### Records from a collection of figures
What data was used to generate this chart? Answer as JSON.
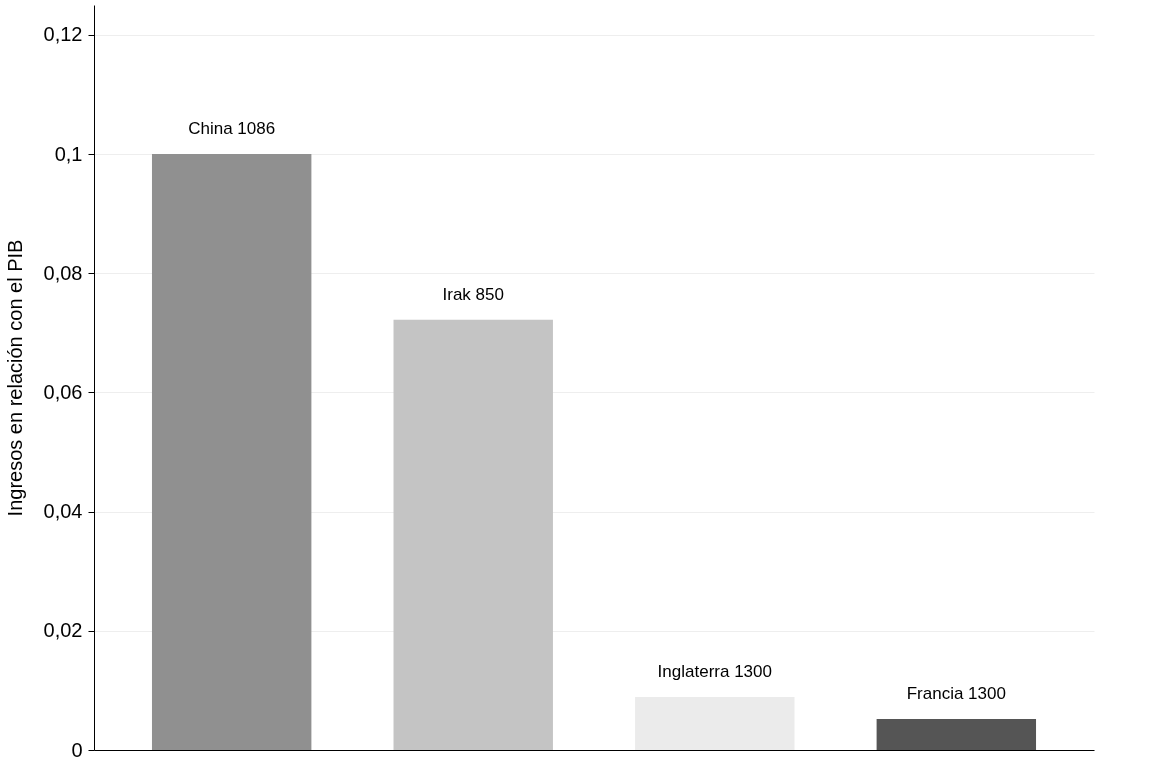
{
  "chart_data": {
    "type": "bar",
    "ylabel": "Ingresos en relación con el PIB",
    "categories": [
      "China 1086",
      "Irak 850",
      "Inglaterra 1300",
      "Francia 1300"
    ],
    "values": [
      0.1,
      0.0722,
      0.0089,
      0.0052
    ],
    "colors": [
      "#909090",
      "#c4c4c4",
      "#ebebeb",
      "#555555"
    ],
    "ylim": [
      0,
      0.125
    ],
    "yticks": [
      0,
      {
        "value": 0.02,
        "label": "0,02"
      },
      {
        "value": 0.04,
        "label": "0,04"
      },
      {
        "value": 0.06,
        "label": "0,06"
      },
      {
        "value": 0.08,
        "label": "0,08"
      },
      {
        "value": 0.1,
        "label": "0,1"
      },
      {
        "value": 0.12,
        "label": "0,12"
      }
    ],
    "grid": "y",
    "tick_labels": "y"
  }
}
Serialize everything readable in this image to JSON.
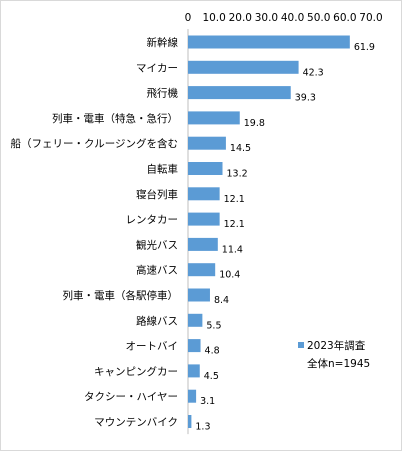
{
  "chart_data": {
    "type": "bar",
    "orientation": "horizontal",
    "categories": [
      "新幹線",
      "マイカー",
      "飛行機",
      "列車・電車（特急・急行）",
      "船（フェリー・クルージングを含む",
      "自転車",
      "寝台列車",
      "レンタカー",
      "観光バス",
      "高速バス",
      "列車・電車（各駅停車）",
      "路線バス",
      "オートバイ",
      "キャンピングカー",
      "タクシー・ハイヤー",
      "マウンテンバイク"
    ],
    "values": [
      61.9,
      42.3,
      39.3,
      19.8,
      14.5,
      13.2,
      12.1,
      12.1,
      11.4,
      10.4,
      8.4,
      5.5,
      4.8,
      4.5,
      3.1,
      1.3
    ],
    "value_labels": [
      "61.9",
      "42.3",
      "39.3",
      "19.8",
      "14.5",
      "13.2",
      "12.1",
      "12.1",
      "11.4",
      "10.4",
      "8.4",
      "5.5",
      "4.8",
      "4.5",
      "3.1",
      "1.3"
    ],
    "xlim": [
      0,
      70
    ],
    "x_ticks": [
      0,
      10,
      20,
      30,
      40,
      50,
      60,
      70
    ],
    "x_tick_labels": [
      "0",
      "10.0",
      "20.0",
      "30.0",
      "40.0",
      "50.0",
      "60.0",
      "70.0"
    ],
    "x_axis_position": "top",
    "grid": false,
    "legend": {
      "position": "lower-right",
      "entries": [
        "2023年調査"
      ],
      "note": "全体n=1945"
    },
    "colors": {
      "bar": "#5b9bd5",
      "axis": "#bfbfbf"
    }
  }
}
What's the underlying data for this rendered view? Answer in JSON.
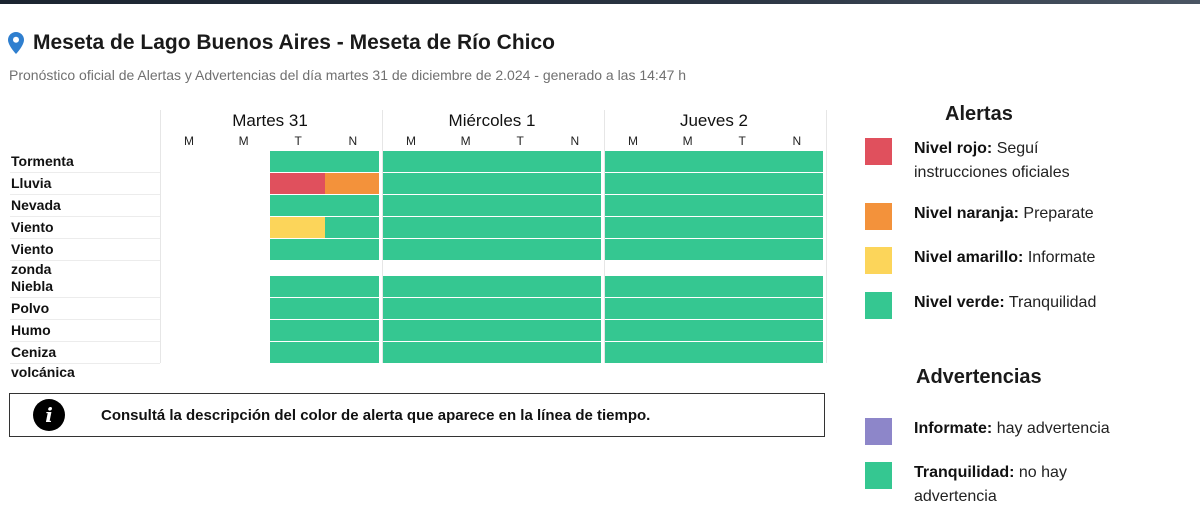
{
  "header": {
    "title": "Meseta de Lago Buenos Aires - Meseta de Río Chico",
    "subtitle": "Pronóstico oficial de Alertas y Advertencias del día martes 31 de diciembre de 2.024 - generado a las 14:47 h"
  },
  "grid": {
    "days": [
      "Martes 31",
      "Miércoles 1",
      "Jueves 2"
    ],
    "periods": [
      "M",
      "M",
      "T",
      "N"
    ],
    "rows": [
      {
        "label": "Tormenta",
        "cells": [
          "none",
          "none",
          "green",
          "green",
          "green",
          "green",
          "green",
          "green",
          "green",
          "green",
          "green",
          "green"
        ]
      },
      {
        "label": "Lluvia",
        "cells": [
          "none",
          "none",
          "red",
          "orange",
          "green",
          "green",
          "green",
          "green",
          "green",
          "green",
          "green",
          "green"
        ]
      },
      {
        "label": "Nevada",
        "cells": [
          "none",
          "none",
          "green",
          "green",
          "green",
          "green",
          "green",
          "green",
          "green",
          "green",
          "green",
          "green"
        ]
      },
      {
        "label": "Viento",
        "cells": [
          "none",
          "none",
          "yellow",
          "green",
          "green",
          "green",
          "green",
          "green",
          "green",
          "green",
          "green",
          "green"
        ]
      },
      {
        "label": "Viento zonda",
        "cells": [
          "none",
          "none",
          "green",
          "green",
          "green",
          "green",
          "green",
          "green",
          "green",
          "green",
          "green",
          "green"
        ]
      },
      {
        "label": "Niebla",
        "cells": [
          "none",
          "none",
          "green",
          "green",
          "green",
          "green",
          "green",
          "green",
          "green",
          "green",
          "green",
          "green"
        ]
      },
      {
        "label": "Polvo",
        "cells": [
          "none",
          "none",
          "green",
          "green",
          "green",
          "green",
          "green",
          "green",
          "green",
          "green",
          "green",
          "green"
        ]
      },
      {
        "label": "Humo",
        "cells": [
          "none",
          "none",
          "green",
          "green",
          "green",
          "green",
          "green",
          "green",
          "green",
          "green",
          "green",
          "green"
        ]
      },
      {
        "label": "Ceniza volcánica",
        "cells": [
          "none",
          "none",
          "green",
          "green",
          "green",
          "green",
          "green",
          "green",
          "green",
          "green",
          "green",
          "green"
        ]
      }
    ]
  },
  "info": {
    "icon": "info-icon",
    "glyph": "i",
    "text": "Consultá la descripción del color de alerta que aparece en la línea de tiempo."
  },
  "legend": {
    "alertas_title": "Alertas",
    "alertas": [
      {
        "color": "#e0505d",
        "level": "Nivel rojo:",
        "desc": "Seguí instrucciones oficiales"
      },
      {
        "color": "#f3923b",
        "level": "Nivel naranja:",
        "desc": "Preparate"
      },
      {
        "color": "#fcd55a",
        "level": "Nivel amarillo:",
        "desc": "Informate"
      },
      {
        "color": "#35c791",
        "level": "Nivel verde:",
        "desc": "Tranquilidad"
      }
    ],
    "advertencias_title": "Advertencias",
    "advertencias": [
      {
        "color": "#8d86c9",
        "level": "Informate:",
        "desc": "hay advertencia"
      },
      {
        "color": "#35c791",
        "level": "Tranquilidad:",
        "desc": "no hay advertencia"
      }
    ]
  }
}
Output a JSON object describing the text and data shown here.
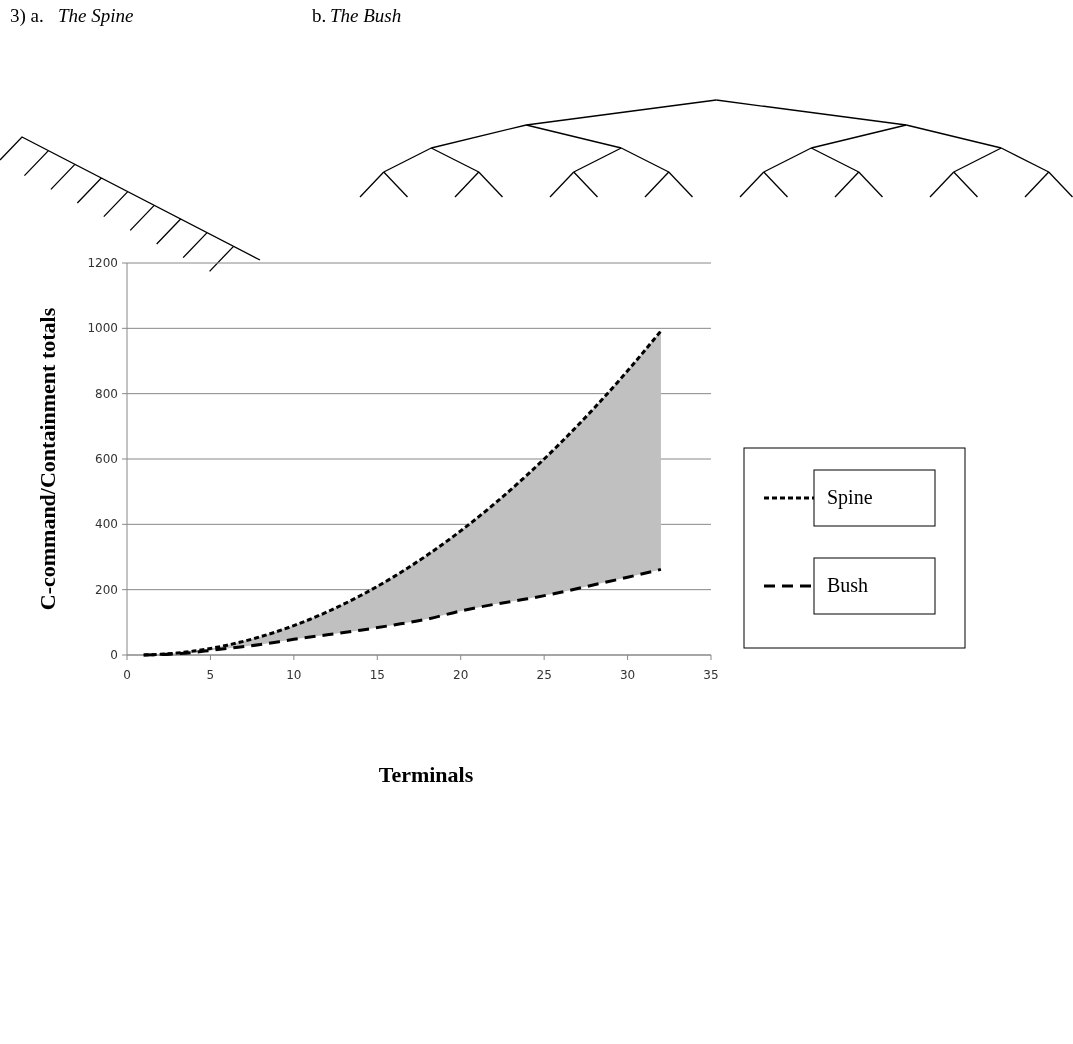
{
  "chart_data": {
    "type": "line",
    "xlabel": "Terminals",
    "ylabel": "C-command/Containment totals",
    "annotations": [
      "3)  a.",
      "The Spine",
      "b.",
      "The Bush"
    ],
    "x": [
      1,
      2,
      3,
      4,
      5,
      6,
      8,
      10,
      12,
      14,
      16,
      18,
      20,
      22,
      24,
      26,
      28,
      30,
      32
    ],
    "series": [
      {
        "name": "Spine",
        "color": "#000000",
        "line_style": "dotted",
        "values": [
          0,
          2,
          6,
          12,
          20,
          30,
          56,
          90,
          132,
          182,
          240,
          306,
          380,
          462,
          552,
          650,
          756,
          870,
          992
        ],
        "lower": [
          0,
          1,
          4,
          8,
          14,
          20,
          32,
          48,
          62,
          76,
          92,
          110,
          135,
          155,
          172,
          192,
          215,
          238,
          262
        ],
        "upper": [
          0,
          2,
          6,
          12,
          20,
          30,
          56,
          90,
          132,
          182,
          240,
          306,
          380,
          462,
          552,
          650,
          756,
          870,
          992
        ]
      },
      {
        "name": "Bush",
        "color": "#000000",
        "line_style": "dashed",
        "values": [
          0,
          1,
          4,
          8,
          14,
          20,
          32,
          48,
          62,
          76,
          92,
          110,
          135,
          155,
          172,
          192,
          215,
          238,
          262
        ]
      }
    ],
    "xlim": [
      0,
      35
    ],
    "xticks": [
      0,
      5,
      10,
      15,
      20,
      25,
      30,
      35
    ],
    "ylim": [
      0,
      1200
    ],
    "yticks": [
      0,
      200,
      400,
      600,
      800,
      1000,
      1200
    ],
    "grid": "y",
    "legend": "right"
  }
}
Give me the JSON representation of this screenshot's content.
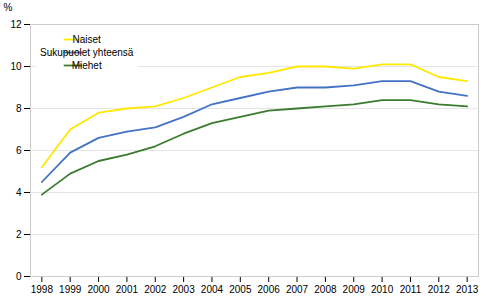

### Stated exercise
Among the lines of the material, find those that hold the word "JSON" and copy them.

### Exercise output
What data was used to generate this chart? Answer as JSON.
Serialize everything readable in this image to JSON.
What's the underlying data for this rendered view? Answer in JSON.
Output a JSON object describing the text and data shown here.
Give me the JSON representation of this screenshot's content.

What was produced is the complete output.